[SET EXERCISE]: Reproduce the material word for word; the images stay out.

-- begin --

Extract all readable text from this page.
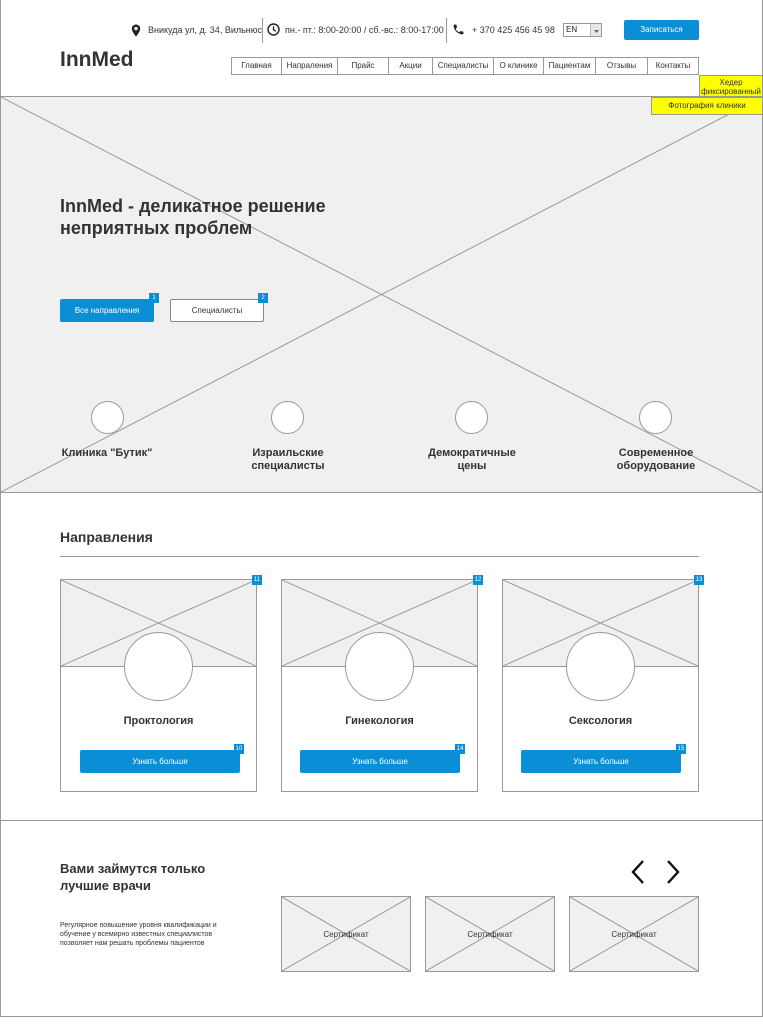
Вникуда ул, д. 34, Вильнюс	пн.- пт.: 8:00-20:00 / сб.-вс.: 8:00-17:00	+ 370 425 456 45 98 EN	Записаться
InnMed	Главная	Напраления	Прайс	Акции	Специалисты	О клинике	Пациентам	Отзывы	Контакты
Хедер фиксированный
Фотография клиники
InnMed - деликатное решение неприятных проблем
Все направления
1
Специалисты
2
Клиника "Бутик"	Израильские
специалисты
Демократичные
цены
Современное
оборудование
Направления
Проктология
Узнать больше
11
10
Гинекология
Узнать больше
12
14
Сексология
Узнать больше
13
15
Вами займутся только лучшие врачи
Регулярное повышение уровня квалификации и обучение у всемирно известных специалистов позволяет нам решать проблемы пациентов
Сертификат	Сертификат	Сертификат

-- end --

[OUTPUT FOR THIS EXERCISE]:
Extract all readable text from this page.
Вникуда ул, д. 34, Вильнюс	пн.- пт.: 8:00-20:00 / сб.-вс.: 8:00-17:00	+ 370 425 456 45 98 EN	Записаться
InnMed	Главная	Напраления	Прайс	Акции	Специалисты	О клинике	Пациентам	Отзывы	Контакты
Хедер фиксированный
Фотография клиники
InnMed - деликатное решение неприятных проблем
Все направления
1
Специалисты
2
Клиника "Бутик"	Израильские
специалисты
Демократичные
цены
Современное
оборудование
Направления
Проктология
Узнать больше
11
10
Гинекология
Узнать больше
12
14
Сексология
Узнать больше
13
15
Вами займутся только лучшие врачи
Регулярное повышение уровня квалификации и обучение у всемирно известных специалистов позволяет нам решать проблемы пациентов
Сертификат	Сертификат	Сертификат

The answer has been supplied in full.